** start of Data supplied **

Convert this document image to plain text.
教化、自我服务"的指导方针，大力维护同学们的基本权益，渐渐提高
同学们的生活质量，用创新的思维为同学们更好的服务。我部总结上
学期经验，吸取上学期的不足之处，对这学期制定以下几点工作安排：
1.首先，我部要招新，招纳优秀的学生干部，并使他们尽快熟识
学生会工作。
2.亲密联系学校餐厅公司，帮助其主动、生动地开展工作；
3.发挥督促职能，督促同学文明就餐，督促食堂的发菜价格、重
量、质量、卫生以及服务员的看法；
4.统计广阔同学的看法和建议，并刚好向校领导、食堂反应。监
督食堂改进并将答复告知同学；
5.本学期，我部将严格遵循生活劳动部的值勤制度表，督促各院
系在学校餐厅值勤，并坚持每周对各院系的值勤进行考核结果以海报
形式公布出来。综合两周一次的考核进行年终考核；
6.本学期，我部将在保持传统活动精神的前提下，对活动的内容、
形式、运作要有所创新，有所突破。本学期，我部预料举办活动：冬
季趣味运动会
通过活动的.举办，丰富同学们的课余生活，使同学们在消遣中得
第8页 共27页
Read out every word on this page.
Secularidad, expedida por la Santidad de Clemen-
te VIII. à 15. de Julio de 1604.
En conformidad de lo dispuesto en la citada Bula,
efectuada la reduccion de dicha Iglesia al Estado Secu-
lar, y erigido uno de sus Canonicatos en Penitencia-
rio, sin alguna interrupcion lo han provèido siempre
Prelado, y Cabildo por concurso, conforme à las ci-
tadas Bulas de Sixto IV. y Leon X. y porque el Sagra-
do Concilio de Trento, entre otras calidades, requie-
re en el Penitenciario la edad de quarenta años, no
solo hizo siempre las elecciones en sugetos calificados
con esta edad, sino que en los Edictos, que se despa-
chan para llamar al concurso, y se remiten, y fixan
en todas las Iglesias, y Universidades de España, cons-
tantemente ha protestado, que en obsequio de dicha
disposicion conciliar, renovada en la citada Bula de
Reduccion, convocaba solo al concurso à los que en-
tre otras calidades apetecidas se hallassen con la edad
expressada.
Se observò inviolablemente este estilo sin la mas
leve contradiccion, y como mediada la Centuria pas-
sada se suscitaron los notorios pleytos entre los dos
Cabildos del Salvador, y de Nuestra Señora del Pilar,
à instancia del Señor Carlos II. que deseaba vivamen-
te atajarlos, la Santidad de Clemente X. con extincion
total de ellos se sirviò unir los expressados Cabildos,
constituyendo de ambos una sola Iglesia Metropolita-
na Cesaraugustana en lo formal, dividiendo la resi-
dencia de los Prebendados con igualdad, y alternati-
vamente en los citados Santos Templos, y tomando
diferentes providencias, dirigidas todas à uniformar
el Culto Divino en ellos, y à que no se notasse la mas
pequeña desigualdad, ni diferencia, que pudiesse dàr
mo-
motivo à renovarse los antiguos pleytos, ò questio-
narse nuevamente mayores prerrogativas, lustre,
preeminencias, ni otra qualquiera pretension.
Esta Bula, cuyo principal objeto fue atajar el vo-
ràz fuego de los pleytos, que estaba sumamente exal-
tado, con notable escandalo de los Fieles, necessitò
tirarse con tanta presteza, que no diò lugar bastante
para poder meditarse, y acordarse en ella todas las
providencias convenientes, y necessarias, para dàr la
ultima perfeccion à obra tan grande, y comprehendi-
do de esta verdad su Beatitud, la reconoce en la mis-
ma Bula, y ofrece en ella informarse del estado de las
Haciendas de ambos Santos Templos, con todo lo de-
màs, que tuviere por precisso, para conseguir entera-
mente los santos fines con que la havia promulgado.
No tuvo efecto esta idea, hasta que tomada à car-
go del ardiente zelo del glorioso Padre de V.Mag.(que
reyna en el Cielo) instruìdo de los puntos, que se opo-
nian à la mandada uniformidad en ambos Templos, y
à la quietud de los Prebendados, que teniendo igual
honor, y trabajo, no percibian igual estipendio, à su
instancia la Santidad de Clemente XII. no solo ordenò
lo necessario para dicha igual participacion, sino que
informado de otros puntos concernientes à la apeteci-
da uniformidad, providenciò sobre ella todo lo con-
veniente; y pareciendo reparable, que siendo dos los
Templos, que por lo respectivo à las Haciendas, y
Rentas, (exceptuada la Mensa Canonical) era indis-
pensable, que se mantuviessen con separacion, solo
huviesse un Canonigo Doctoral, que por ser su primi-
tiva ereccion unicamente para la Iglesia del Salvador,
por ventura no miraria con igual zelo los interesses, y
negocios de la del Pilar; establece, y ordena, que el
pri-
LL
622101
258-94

** end of Data supplied **

Repeat the preceding lines exactly, please, every one of them.

Convert this document image to plain text.
教化、自我服务"的指导方针，大力维护同学们的基本权益，渐渐提高
同学们的生活质量，用创新的思维为同学们更好的服务。我部总结上
学期经验，吸取上学期的不足之处，对这学期制定以下几点工作安排：
1.首先，我部要招新，招纳优秀的学生干部，并使他们尽快熟识
学生会工作。
2.亲密联系学校餐厅公司，帮助其主动、生动地开展工作；
3.发挥督促职能，督促同学文明就餐，督促食堂的发菜价格、重
量、质量、卫生以及服务员的看法；
4.统计广阔同学的看法和建议，并刚好向校领导、食堂反应。监
督食堂改进并将答复告知同学；
5.本学期，我部将严格遵循生活劳动部的值勤制度表，督促各院
系在学校餐厅值勤，并坚持每周对各院系的值勤进行考核结果以海报
形式公布出来。综合两周一次的考核进行年终考核；
6.本学期，我部将在保持传统活动精神的前提下，对活动的内容、
形式、运作要有所创新，有所突破。本学期，我部预料举办活动：冬
季趣味运动会
通过活动的.举办，丰富同学们的课余生活，使同学们在消遣中得
第8页 共27页
Read out every word on this page.
Secularidad, expedida por la Santidad de Clemen-
te VIII. à 15. de Julio de 1604.
En conformidad de lo dispuesto en la citada Bula,
efectuada la reduccion de dicha Iglesia al Estado Secu-
lar, y erigido uno de sus Canonicatos en Penitencia-
rio, sin alguna interrupcion lo han provèido siempre
Prelado, y Cabildo por concurso, conforme à las ci-
tadas Bulas de Sixto IV. y Leon X. y porque el Sagra-
do Concilio de Trento, entre otras calidades, requie-
re en el Penitenciario la edad de quarenta años, no
solo hizo siempre las elecciones en sugetos calificados
con esta edad, sino que en los Edictos, que se despa-
chan para llamar al concurso, y se remiten, y fixan
en todas las Iglesias, y Universidades de España, cons-
tantemente ha protestado, que en obsequio de dicha
disposicion conciliar, renovada en la citada Bula de
Reduccion, convocaba solo al concurso à los que en-
tre otras calidades apetecidas se hallassen con la edad
expressada.
Se observò inviolablemente este estilo sin la mas
leve contradiccion, y como mediada la Centuria pas-
sada se suscitaron los notorios pleytos entre los dos
Cabildos del Salvador, y de Nuestra Señora del Pilar,
à instancia del Señor Carlos II. que deseaba vivamen-
te atajarlos, la Santidad de Clemente X. con extincion
total de ellos se sirviò unir los expressados Cabildos,
constituyendo de ambos una sola Iglesia Metropolita-
na Cesaraugustana en lo formal, dividiendo la resi-
dencia de los Prebendados con igualdad, y alternati-
vamente en los citados Santos Templos, y tomando
diferentes providencias, dirigidas todas à uniformar
el Culto Divino en ellos, y à que no se notasse la mas
pequeña desigualdad, ni diferencia, que pudiesse dàr
mo-
motivo à renovarse los antiguos pleytos, ò questio-
narse nuevamente mayores prerrogativas, lustre,
preeminencias, ni otra qualquiera pretension.
Esta Bula, cuyo principal objeto fue atajar el vo-
ràz fuego de los pleytos, que estaba sumamente exal-
tado, con notable escandalo de los Fieles, necessitò
tirarse con tanta presteza, que no diò lugar bastante
para poder meditarse, y acordarse en ella todas las
providencias convenientes, y necessarias, para dàr la
ultima perfeccion à obra tan grande, y comprehendi-
do de esta verdad su Beatitud, la reconoce en la mis-
ma Bula, y ofrece en ella informarse del estado de las
Haciendas de ambos Santos Templos, con todo lo de-
màs, que tuviere por precisso, para conseguir entera-
mente los santos fines con que la havia promulgado.
No tuvo efecto esta idea, hasta que tomada à car-
go del ardiente zelo del glorioso Padre de V.Mag.(que
reyna en el Cielo) instruìdo de los puntos, que se opo-
nian à la mandada uniformidad en ambos Templos, y
à la quietud de los Prebendados, que teniendo igual
honor, y trabajo, no percibian igual estipendio, à su
instancia la Santidad de Clemente XII. no solo ordenò
lo necessario para dicha igual participacion, sino que
informado de otros puntos concernientes à la apeteci-
da uniformidad, providenciò sobre ella todo lo con-
veniente; y pareciendo reparable, que siendo dos los
Templos, que por lo respectivo à las Haciendas, y
Rentas, (exceptuada la Mensa Canonical) era indis-
pensable, que se mantuviessen con separacion, solo
huviesse un Canonigo Doctoral, que por ser su primi-
tiva ereccion unicamente para la Iglesia del Salvador,
por ventura no miraria con igual zelo los interesses, y
negocios de la del Pilar; establece, y ordena, que el
pri-
LL
622101
258-94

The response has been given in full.